Exercise prompt → Your task is to repeat the entries word for word while leaving out the pictures.

------------------------------------

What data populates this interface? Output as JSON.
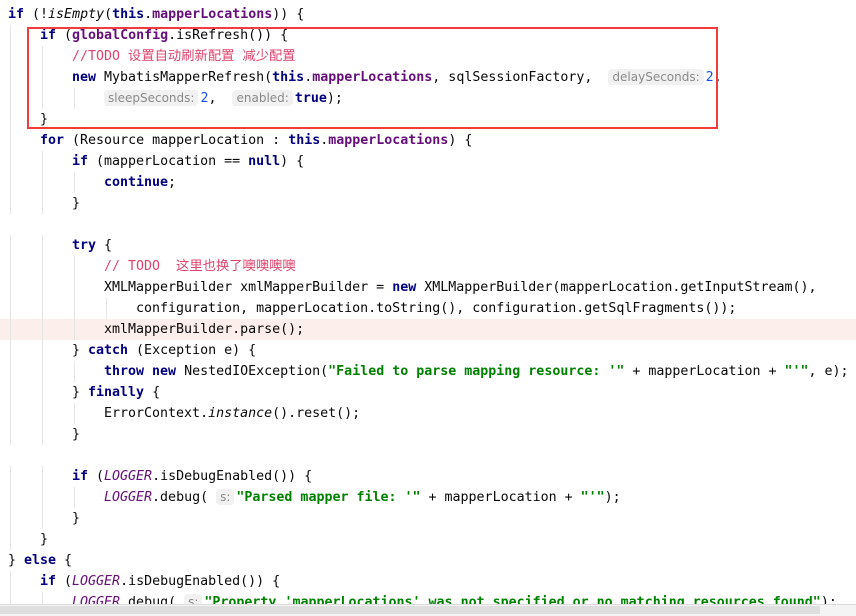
{
  "colors": {
    "highlight_box": "#f03c3c",
    "current_line": "#fcefeb",
    "keyword": "#000080",
    "field": "#660e7a",
    "string": "#008000",
    "number": "#1750eb",
    "todo_comment": "#e0446c"
  },
  "lines": [
    {
      "indent": 0,
      "tokens": [
        [
          "k",
          "if"
        ],
        [
          "p",
          " (!"
        ],
        [
          "m",
          "isEmpty"
        ],
        [
          "p",
          "("
        ],
        [
          "k",
          "this"
        ],
        [
          "p",
          "."
        ],
        [
          "f",
          "mapperLocations"
        ],
        [
          "p",
          ")) {"
        ]
      ]
    },
    {
      "indent": 1,
      "tokens": [
        [
          "k",
          "if"
        ],
        [
          "p",
          " ("
        ],
        [
          "f",
          "globalConfig"
        ],
        [
          "p",
          ".isRefresh()) {"
        ]
      ]
    },
    {
      "indent": 2,
      "tokens": [
        [
          "c",
          "//TODO 设置自动刷新配置 减少配置"
        ]
      ]
    },
    {
      "indent": 2,
      "tokens": [
        [
          "k",
          "new"
        ],
        [
          "p",
          " MybatisMapperRefresh("
        ],
        [
          "k",
          "this"
        ],
        [
          "p",
          "."
        ],
        [
          "f",
          "mapperLocations"
        ],
        [
          "p",
          ", sqlSessionFactory,  "
        ],
        [
          "h",
          "delaySeconds:"
        ],
        [
          "n",
          "2"
        ],
        [
          "p",
          ","
        ]
      ]
    },
    {
      "indent": 3,
      "tokens": [
        [
          "h",
          "sleepSeconds:"
        ],
        [
          "n",
          "2"
        ],
        [
          "p",
          ",  "
        ],
        [
          "h",
          "enabled:"
        ],
        [
          "k",
          "true"
        ],
        [
          "p",
          ");"
        ]
      ]
    },
    {
      "indent": 1,
      "tokens": [
        [
          "p",
          "}"
        ]
      ]
    },
    {
      "indent": 1,
      "tokens": [
        [
          "k",
          "for"
        ],
        [
          "p",
          " (Resource mapperLocation : "
        ],
        [
          "k",
          "this"
        ],
        [
          "p",
          "."
        ],
        [
          "f",
          "mapperLocations"
        ],
        [
          "p",
          ") {"
        ]
      ]
    },
    {
      "indent": 2,
      "tokens": [
        [
          "k",
          "if"
        ],
        [
          "p",
          " (mapperLocation == "
        ],
        [
          "k",
          "null"
        ],
        [
          "p",
          ") {"
        ]
      ]
    },
    {
      "indent": 3,
      "tokens": [
        [
          "k",
          "continue"
        ],
        [
          "p",
          ";"
        ]
      ]
    },
    {
      "indent": 2,
      "tokens": [
        [
          "p",
          "}"
        ]
      ]
    },
    {
      "indent": 0,
      "tokens": []
    },
    {
      "indent": 2,
      "tokens": [
        [
          "k",
          "try"
        ],
        [
          "p",
          " {"
        ]
      ]
    },
    {
      "indent": 3,
      "tokens": [
        [
          "c",
          "// TODO  这里也换了噢噢噢噢"
        ]
      ]
    },
    {
      "indent": 3,
      "tokens": [
        [
          "p",
          "XMLMapperBuilder xmlMapperBuilder = "
        ],
        [
          "k",
          "new"
        ],
        [
          "p",
          " XMLMapperBuilder(mapperLocation.getInputStream(),"
        ]
      ]
    },
    {
      "indent": 4,
      "tokens": [
        [
          "p",
          "configuration, mapperLocation.toString(), configuration.getSqlFragments());"
        ]
      ]
    },
    {
      "indent": 3,
      "current": true,
      "tokens": [
        [
          "p",
          "xmlMapperBuilder.parse();"
        ]
      ]
    },
    {
      "indent": 2,
      "tokens": [
        [
          "p",
          "} "
        ],
        [
          "k",
          "catch"
        ],
        [
          "p",
          " (Exception e) {"
        ]
      ]
    },
    {
      "indent": 3,
      "tokens": [
        [
          "k",
          "throw new"
        ],
        [
          "p",
          " NestedIOException("
        ],
        [
          "str",
          "\"Failed to parse mapping resource: '\""
        ],
        [
          "p",
          " + mapperLocation + "
        ],
        [
          "str",
          "\"'\""
        ],
        [
          "p",
          ", e);"
        ]
      ]
    },
    {
      "indent": 2,
      "tokens": [
        [
          "p",
          "} "
        ],
        [
          "k",
          "finally"
        ],
        [
          "p",
          " {"
        ]
      ]
    },
    {
      "indent": 3,
      "tokens": [
        [
          "p",
          "ErrorContext."
        ],
        [
          "m",
          "instance"
        ],
        [
          "p",
          "().reset();"
        ]
      ]
    },
    {
      "indent": 2,
      "tokens": [
        [
          "p",
          "}"
        ]
      ]
    },
    {
      "indent": 0,
      "tokens": []
    },
    {
      "indent": 2,
      "tokens": [
        [
          "k",
          "if"
        ],
        [
          "p",
          " ("
        ],
        [
          "s",
          "LOGGER"
        ],
        [
          "p",
          ".isDebugEnabled()) {"
        ]
      ]
    },
    {
      "indent": 3,
      "tokens": [
        [
          "s",
          "LOGGER"
        ],
        [
          "p",
          ".debug( "
        ],
        [
          "h",
          "s:"
        ],
        [
          "str",
          "\"Parsed mapper file: '\""
        ],
        [
          "p",
          " + mapperLocation + "
        ],
        [
          "str",
          "\"'\""
        ],
        [
          "p",
          ");"
        ]
      ]
    },
    {
      "indent": 2,
      "tokens": [
        [
          "p",
          "}"
        ]
      ]
    },
    {
      "indent": 1,
      "tokens": [
        [
          "p",
          "}"
        ]
      ]
    },
    {
      "indent": 0,
      "tokens": [
        [
          "p",
          "} "
        ],
        [
          "k",
          "else"
        ],
        [
          "p",
          " {"
        ]
      ]
    },
    {
      "indent": 1,
      "tokens": [
        [
          "k",
          "if"
        ],
        [
          "p",
          " ("
        ],
        [
          "s",
          "LOGGER"
        ],
        [
          "p",
          ".isDebugEnabled()) {"
        ]
      ]
    },
    {
      "indent": 2,
      "tokens": [
        [
          "s",
          "LOGGER"
        ],
        [
          "p",
          ".debug( "
        ],
        [
          "h",
          "s:"
        ],
        [
          "str",
          "\"Property 'mapperLocations' was not specified or no matching resources found\""
        ],
        [
          "p",
          ");"
        ]
      ]
    }
  ]
}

------------------------------------

Complete answer →
What data populates this interface? Output as JSON.
{
  "colors": {
    "highlight_box": "#f03c3c",
    "current_line": "#fcefeb",
    "keyword": "#000080",
    "field": "#660e7a",
    "string": "#008000",
    "number": "#1750eb",
    "todo_comment": "#e0446c"
  },
  "lines": [
    {
      "indent": 0,
      "tokens": [
        [
          "k",
          "if"
        ],
        [
          "p",
          " (!"
        ],
        [
          "m",
          "isEmpty"
        ],
        [
          "p",
          "("
        ],
        [
          "k",
          "this"
        ],
        [
          "p",
          "."
        ],
        [
          "f",
          "mapperLocations"
        ],
        [
          "p",
          ")) {"
        ]
      ]
    },
    {
      "indent": 1,
      "tokens": [
        [
          "k",
          "if"
        ],
        [
          "p",
          " ("
        ],
        [
          "f",
          "globalConfig"
        ],
        [
          "p",
          ".isRefresh()) {"
        ]
      ]
    },
    {
      "indent": 2,
      "tokens": [
        [
          "c",
          "//TODO 设置自动刷新配置 减少配置"
        ]
      ]
    },
    {
      "indent": 2,
      "tokens": [
        [
          "k",
          "new"
        ],
        [
          "p",
          " MybatisMapperRefresh("
        ],
        [
          "k",
          "this"
        ],
        [
          "p",
          "."
        ],
        [
          "f",
          "mapperLocations"
        ],
        [
          "p",
          ", sqlSessionFactory,  "
        ],
        [
          "h",
          "delaySeconds:"
        ],
        [
          "n",
          "2"
        ],
        [
          "p",
          ","
        ]
      ]
    },
    {
      "indent": 3,
      "tokens": [
        [
          "h",
          "sleepSeconds:"
        ],
        [
          "n",
          "2"
        ],
        [
          "p",
          ",  "
        ],
        [
          "h",
          "enabled:"
        ],
        [
          "k",
          "true"
        ],
        [
          "p",
          ");"
        ]
      ]
    },
    {
      "indent": 1,
      "tokens": [
        [
          "p",
          "}"
        ]
      ]
    },
    {
      "indent": 1,
      "tokens": [
        [
          "k",
          "for"
        ],
        [
          "p",
          " (Resource mapperLocation : "
        ],
        [
          "k",
          "this"
        ],
        [
          "p",
          "."
        ],
        [
          "f",
          "mapperLocations"
        ],
        [
          "p",
          ") {"
        ]
      ]
    },
    {
      "indent": 2,
      "tokens": [
        [
          "k",
          "if"
        ],
        [
          "p",
          " (mapperLocation == "
        ],
        [
          "k",
          "null"
        ],
        [
          "p",
          ") {"
        ]
      ]
    },
    {
      "indent": 3,
      "tokens": [
        [
          "k",
          "continue"
        ],
        [
          "p",
          ";"
        ]
      ]
    },
    {
      "indent": 2,
      "tokens": [
        [
          "p",
          "}"
        ]
      ]
    },
    {
      "indent": 0,
      "tokens": []
    },
    {
      "indent": 2,
      "tokens": [
        [
          "k",
          "try"
        ],
        [
          "p",
          " {"
        ]
      ]
    },
    {
      "indent": 3,
      "tokens": [
        [
          "c",
          "// TODO  这里也换了噢噢噢噢"
        ]
      ]
    },
    {
      "indent": 3,
      "tokens": [
        [
          "p",
          "XMLMapperBuilder xmlMapperBuilder = "
        ],
        [
          "k",
          "new"
        ],
        [
          "p",
          " XMLMapperBuilder(mapperLocation.getInputStream(),"
        ]
      ]
    },
    {
      "indent": 4,
      "tokens": [
        [
          "p",
          "configuration, mapperLocation.toString(), configuration.getSqlFragments());"
        ]
      ]
    },
    {
      "indent": 3,
      "current": true,
      "tokens": [
        [
          "p",
          "xmlMapperBuilder.parse();"
        ]
      ]
    },
    {
      "indent": 2,
      "tokens": [
        [
          "p",
          "} "
        ],
        [
          "k",
          "catch"
        ],
        [
          "p",
          " (Exception e) {"
        ]
      ]
    },
    {
      "indent": 3,
      "tokens": [
        [
          "k",
          "throw new"
        ],
        [
          "p",
          " NestedIOException("
        ],
        [
          "str",
          "\"Failed to parse mapping resource: '\""
        ],
        [
          "p",
          " + mapperLocation + "
        ],
        [
          "str",
          "\"'\""
        ],
        [
          "p",
          ", e);"
        ]
      ]
    },
    {
      "indent": 2,
      "tokens": [
        [
          "p",
          "} "
        ],
        [
          "k",
          "finally"
        ],
        [
          "p",
          " {"
        ]
      ]
    },
    {
      "indent": 3,
      "tokens": [
        [
          "p",
          "ErrorContext."
        ],
        [
          "m",
          "instance"
        ],
        [
          "p",
          "().reset();"
        ]
      ]
    },
    {
      "indent": 2,
      "tokens": [
        [
          "p",
          "}"
        ]
      ]
    },
    {
      "indent": 0,
      "tokens": []
    },
    {
      "indent": 2,
      "tokens": [
        [
          "k",
          "if"
        ],
        [
          "p",
          " ("
        ],
        [
          "s",
          "LOGGER"
        ],
        [
          "p",
          ".isDebugEnabled()) {"
        ]
      ]
    },
    {
      "indent": 3,
      "tokens": [
        [
          "s",
          "LOGGER"
        ],
        [
          "p",
          ".debug( "
        ],
        [
          "h",
          "s:"
        ],
        [
          "str",
          "\"Parsed mapper file: '\""
        ],
        [
          "p",
          " + mapperLocation + "
        ],
        [
          "str",
          "\"'\""
        ],
        [
          "p",
          ");"
        ]
      ]
    },
    {
      "indent": 2,
      "tokens": [
        [
          "p",
          "}"
        ]
      ]
    },
    {
      "indent": 1,
      "tokens": [
        [
          "p",
          "}"
        ]
      ]
    },
    {
      "indent": 0,
      "tokens": [
        [
          "p",
          "} "
        ],
        [
          "k",
          "else"
        ],
        [
          "p",
          " {"
        ]
      ]
    },
    {
      "indent": 1,
      "tokens": [
        [
          "k",
          "if"
        ],
        [
          "p",
          " ("
        ],
        [
          "s",
          "LOGGER"
        ],
        [
          "p",
          ".isDebugEnabled()) {"
        ]
      ]
    },
    {
      "indent": 2,
      "tokens": [
        [
          "s",
          "LOGGER"
        ],
        [
          "p",
          ".debug( "
        ],
        [
          "h",
          "s:"
        ],
        [
          "str",
          "\"Property 'mapperLocations' was not specified or no matching resources found\""
        ],
        [
          "p",
          ");"
        ]
      ]
    }
  ]
}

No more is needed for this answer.